▸ Goal
All of the records below need to be copied exactly.

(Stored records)
----

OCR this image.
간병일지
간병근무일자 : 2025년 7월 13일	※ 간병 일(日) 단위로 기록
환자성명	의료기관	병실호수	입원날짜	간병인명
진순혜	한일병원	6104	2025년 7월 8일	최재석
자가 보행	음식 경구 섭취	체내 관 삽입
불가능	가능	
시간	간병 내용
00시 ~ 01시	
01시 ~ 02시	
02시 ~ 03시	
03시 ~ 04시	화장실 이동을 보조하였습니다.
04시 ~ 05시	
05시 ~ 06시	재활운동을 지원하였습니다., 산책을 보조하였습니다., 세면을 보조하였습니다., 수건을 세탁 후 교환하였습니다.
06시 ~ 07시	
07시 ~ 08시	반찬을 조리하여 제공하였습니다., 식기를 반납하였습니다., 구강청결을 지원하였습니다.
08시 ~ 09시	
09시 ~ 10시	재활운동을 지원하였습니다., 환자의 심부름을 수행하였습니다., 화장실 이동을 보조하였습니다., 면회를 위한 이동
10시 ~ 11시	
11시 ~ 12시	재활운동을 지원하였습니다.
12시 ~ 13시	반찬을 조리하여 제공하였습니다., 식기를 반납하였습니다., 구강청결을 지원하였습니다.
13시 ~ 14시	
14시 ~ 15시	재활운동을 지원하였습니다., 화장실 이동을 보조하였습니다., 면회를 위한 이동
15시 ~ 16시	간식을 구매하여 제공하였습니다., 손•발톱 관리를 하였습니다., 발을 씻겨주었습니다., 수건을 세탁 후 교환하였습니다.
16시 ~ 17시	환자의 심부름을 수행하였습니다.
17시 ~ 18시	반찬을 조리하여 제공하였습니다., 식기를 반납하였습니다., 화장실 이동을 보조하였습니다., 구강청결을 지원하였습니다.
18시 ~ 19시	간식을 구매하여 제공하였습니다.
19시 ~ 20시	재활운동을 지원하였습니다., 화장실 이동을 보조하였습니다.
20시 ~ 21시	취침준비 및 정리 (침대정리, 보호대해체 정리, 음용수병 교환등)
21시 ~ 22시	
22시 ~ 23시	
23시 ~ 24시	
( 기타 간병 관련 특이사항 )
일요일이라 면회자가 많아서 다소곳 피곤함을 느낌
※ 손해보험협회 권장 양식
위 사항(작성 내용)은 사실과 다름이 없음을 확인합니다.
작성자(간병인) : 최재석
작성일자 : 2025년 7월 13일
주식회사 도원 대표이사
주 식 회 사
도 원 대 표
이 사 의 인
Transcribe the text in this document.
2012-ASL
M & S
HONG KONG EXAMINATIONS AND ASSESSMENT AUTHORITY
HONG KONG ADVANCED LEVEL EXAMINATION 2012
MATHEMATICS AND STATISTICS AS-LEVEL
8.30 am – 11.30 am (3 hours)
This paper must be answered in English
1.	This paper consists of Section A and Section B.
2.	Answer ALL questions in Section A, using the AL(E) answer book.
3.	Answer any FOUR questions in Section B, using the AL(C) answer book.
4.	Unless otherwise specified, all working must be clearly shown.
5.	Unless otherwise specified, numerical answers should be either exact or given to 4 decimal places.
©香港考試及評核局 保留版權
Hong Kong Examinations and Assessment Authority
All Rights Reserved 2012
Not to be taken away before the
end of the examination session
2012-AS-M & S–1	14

----

▸ Solution to this exercise
OCR this image.
간병일지
간병근무일자 : 2025년 7월 13일	※ 간병 일(日) 단위로 기록
환자성명	의료기관	병실호수	입원날짜	간병인명
진순혜	한일병원	6104	2025년 7월 8일	최재석
자가 보행	음식 경구 섭취	체내 관 삽입
불가능	가능	
시간	간병 내용
00시 ~ 01시	
01시 ~ 02시	
02시 ~ 03시	
03시 ~ 04시	화장실 이동을 보조하였습니다.
04시 ~ 05시	
05시 ~ 06시	재활운동을 지원하였습니다., 산책을 보조하였습니다., 세면을 보조하였습니다., 수건을 세탁 후 교환하였습니다.
06시 ~ 07시	
07시 ~ 08시	반찬을 조리하여 제공하였습니다., 식기를 반납하였습니다., 구강청결을 지원하였습니다.
08시 ~ 09시	
09시 ~ 10시	재활운동을 지원하였습니다., 환자의 심부름을 수행하였습니다., 화장실 이동을 보조하였습니다., 면회를 위한 이동
10시 ~ 11시	
11시 ~ 12시	재활운동을 지원하였습니다.
12시 ~ 13시	반찬을 조리하여 제공하였습니다., 식기를 반납하였습니다., 구강청결을 지원하였습니다.
13시 ~ 14시	
14시 ~ 15시	재활운동을 지원하였습니다., 화장실 이동을 보조하였습니다., 면회를 위한 이동
15시 ~ 16시	간식을 구매하여 제공하였습니다., 손•발톱 관리를 하였습니다., 발을 씻겨주었습니다., 수건을 세탁 후 교환하였습니다.
16시 ~ 17시	환자의 심부름을 수행하였습니다.
17시 ~ 18시	반찬을 조리하여 제공하였습니다., 식기를 반납하였습니다., 화장실 이동을 보조하였습니다., 구강청결을 지원하였습니다.
18시 ~ 19시	간식을 구매하여 제공하였습니다.
19시 ~ 20시	재활운동을 지원하였습니다., 화장실 이동을 보조하였습니다.
20시 ~ 21시	취침준비 및 정리 (침대정리, 보호대해체 정리, 음용수병 교환등)
21시 ~ 22시	
22시 ~ 23시	
23시 ~ 24시	
( 기타 간병 관련 특이사항 )
일요일이라 면회자가 많아서 다소곳 피곤함을 느낌
※ 손해보험협회 권장 양식
위 사항(작성 내용)은 사실과 다름이 없음을 확인합니다.
작성자(간병인) : 최재석
작성일자 : 2025년 7월 13일
주식회사 도원 대표이사
주 식 회 사
도 원 대 표
이 사 의 인
Transcribe the text in this document.
2012-ASL
M & S
HONG KONG EXAMINATIONS AND ASSESSMENT AUTHORITY
HONG KONG ADVANCED LEVEL EXAMINATION 2012
MATHEMATICS AND STATISTICS AS-LEVEL
8.30 am – 11.30 am (3 hours)
This paper must be answered in English
1.	This paper consists of Section A and Section B.
2.	Answer ALL questions in Section A, using the AL(E) answer book.
3.	Answer any FOUR questions in Section B, using the AL(C) answer book.
4.	Unless otherwise specified, all working must be clearly shown.
5.	Unless otherwise specified, numerical answers should be either exact or given to 4 decimal places.
©香港考試及評核局 保留版權
Hong Kong Examinations and Assessment Authority
All Rights Reserved 2012
Not to be taken away before the
end of the examination session
2012-AS-M & S–1	14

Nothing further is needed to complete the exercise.